Data entries
+---+
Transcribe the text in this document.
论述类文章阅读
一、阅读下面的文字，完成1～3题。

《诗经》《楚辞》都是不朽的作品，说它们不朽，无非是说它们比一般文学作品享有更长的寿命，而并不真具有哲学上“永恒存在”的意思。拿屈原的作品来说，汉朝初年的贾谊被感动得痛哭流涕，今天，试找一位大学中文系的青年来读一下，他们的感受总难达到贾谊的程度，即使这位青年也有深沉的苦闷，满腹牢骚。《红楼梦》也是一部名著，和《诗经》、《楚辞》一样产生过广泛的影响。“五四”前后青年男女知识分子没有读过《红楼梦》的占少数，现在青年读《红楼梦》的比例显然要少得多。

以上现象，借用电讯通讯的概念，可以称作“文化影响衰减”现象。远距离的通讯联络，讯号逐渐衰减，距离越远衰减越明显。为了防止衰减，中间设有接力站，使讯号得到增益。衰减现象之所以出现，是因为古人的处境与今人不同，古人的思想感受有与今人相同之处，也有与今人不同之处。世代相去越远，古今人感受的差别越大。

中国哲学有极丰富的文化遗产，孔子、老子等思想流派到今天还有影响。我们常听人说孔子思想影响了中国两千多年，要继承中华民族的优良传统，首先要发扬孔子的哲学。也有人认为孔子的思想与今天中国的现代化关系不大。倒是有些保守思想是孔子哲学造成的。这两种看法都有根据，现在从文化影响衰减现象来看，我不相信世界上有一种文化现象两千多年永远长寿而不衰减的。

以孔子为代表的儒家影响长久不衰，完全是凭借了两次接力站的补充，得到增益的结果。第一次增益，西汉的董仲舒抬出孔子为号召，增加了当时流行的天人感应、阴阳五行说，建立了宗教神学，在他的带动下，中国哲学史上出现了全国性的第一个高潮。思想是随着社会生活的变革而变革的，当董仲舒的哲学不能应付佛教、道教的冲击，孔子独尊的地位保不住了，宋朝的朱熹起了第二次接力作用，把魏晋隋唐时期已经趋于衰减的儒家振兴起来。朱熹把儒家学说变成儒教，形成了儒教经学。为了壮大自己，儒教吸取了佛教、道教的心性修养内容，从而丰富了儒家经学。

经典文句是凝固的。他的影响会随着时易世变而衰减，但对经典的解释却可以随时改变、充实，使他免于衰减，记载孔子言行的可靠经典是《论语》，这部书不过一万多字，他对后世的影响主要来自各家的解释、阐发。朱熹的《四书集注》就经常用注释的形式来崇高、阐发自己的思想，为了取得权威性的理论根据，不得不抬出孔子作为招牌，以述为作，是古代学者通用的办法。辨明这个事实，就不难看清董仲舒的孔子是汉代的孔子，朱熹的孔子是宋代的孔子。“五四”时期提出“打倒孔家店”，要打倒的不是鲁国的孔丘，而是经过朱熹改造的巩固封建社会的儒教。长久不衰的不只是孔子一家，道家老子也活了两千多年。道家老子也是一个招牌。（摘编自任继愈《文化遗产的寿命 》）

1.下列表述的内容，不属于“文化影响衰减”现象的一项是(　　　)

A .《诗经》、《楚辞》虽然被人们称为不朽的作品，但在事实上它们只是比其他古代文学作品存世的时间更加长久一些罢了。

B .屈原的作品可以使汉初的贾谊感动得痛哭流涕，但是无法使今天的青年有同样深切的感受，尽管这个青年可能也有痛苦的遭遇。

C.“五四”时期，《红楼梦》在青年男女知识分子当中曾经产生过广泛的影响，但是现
+---+
Faithfully copy every entry, leaving nothing out.

RESPONSE TO THIS EXERCISE:
Transcribe the text in this document.
论述类文章阅读
一、阅读下面的文字，完成1～3题。

《诗经》《楚辞》都是不朽的作品，说它们不朽，无非是说它们比一般文学作品享有更长的寿命，而并不真具有哲学上“永恒存在”的意思。拿屈原的作品来说，汉朝初年的贾谊被感动得痛哭流涕，今天，试找一位大学中文系的青年来读一下，他们的感受总难达到贾谊的程度，即使这位青年也有深沉的苦闷，满腹牢骚。《红楼梦》也是一部名著，和《诗经》、《楚辞》一样产生过广泛的影响。“五四”前后青年男女知识分子没有读过《红楼梦》的占少数，现在青年读《红楼梦》的比例显然要少得多。

以上现象，借用电讯通讯的概念，可以称作“文化影响衰减”现象。远距离的通讯联络，讯号逐渐衰减，距离越远衰减越明显。为了防止衰减，中间设有接力站，使讯号得到增益。衰减现象之所以出现，是因为古人的处境与今人不同，古人的思想感受有与今人相同之处，也有与今人不同之处。世代相去越远，古今人感受的差别越大。

中国哲学有极丰富的文化遗产，孔子、老子等思想流派到今天还有影响。我们常听人说孔子思想影响了中国两千多年，要继承中华民族的优良传统，首先要发扬孔子的哲学。也有人认为孔子的思想与今天中国的现代化关系不大。倒是有些保守思想是孔子哲学造成的。这两种看法都有根据，现在从文化影响衰减现象来看，我不相信世界上有一种文化现象两千多年永远长寿而不衰减的。

以孔子为代表的儒家影响长久不衰，完全是凭借了两次接力站的补充，得到增益的结果。第一次增益，西汉的董仲舒抬出孔子为号召，增加了当时流行的天人感应、阴阳五行说，建立了宗教神学，在他的带动下，中国哲学史上出现了全国性的第一个高潮。思想是随着社会生活的变革而变革的，当董仲舒的哲学不能应付佛教、道教的冲击，孔子独尊的地位保不住了，宋朝的朱熹起了第二次接力作用，把魏晋隋唐时期已经趋于衰减的儒家振兴起来。朱熹把儒家学说变成儒教，形成了儒教经学。为了壮大自己，儒教吸取了佛教、道教的心性修养内容，从而丰富了儒家经学。

经典文句是凝固的。他的影响会随着时易世变而衰减，但对经典的解释却可以随时改变、充实，使他免于衰减，记载孔子言行的可靠经典是《论语》，这部书不过一万多字，他对后世的影响主要来自各家的解释、阐发。朱熹的《四书集注》就经常用注释的形式来崇高、阐发自己的思想，为了取得权威性的理论根据，不得不抬出孔子作为招牌，以述为作，是古代学者通用的办法。辨明这个事实，就不难看清董仲舒的孔子是汉代的孔子，朱熹的孔子是宋代的孔子。“五四”时期提出“打倒孔家店”，要打倒的不是鲁国的孔丘，而是经过朱熹改造的巩固封建社会的儒教。长久不衰的不只是孔子一家，道家老子也活了两千多年。道家老子也是一个招牌。（摘编自任继愈《文化遗产的寿命 》）

1.下列表述的内容，不属于“文化影响衰减”现象的一项是(　　　)

A .《诗经》、《楚辞》虽然被人们称为不朽的作品，但在事实上它们只是比其他古代文学作品存世的时间更加长久一些罢了。

B .屈原的作品可以使汉初的贾谊感动得痛哭流涕，但是无法使今天的青年有同样深切的感受，尽管这个青年可能也有痛苦的遭遇。

C.“五四”时期，《红楼梦》在青年男女知识分子当中曾经产生过广泛的影响，但是现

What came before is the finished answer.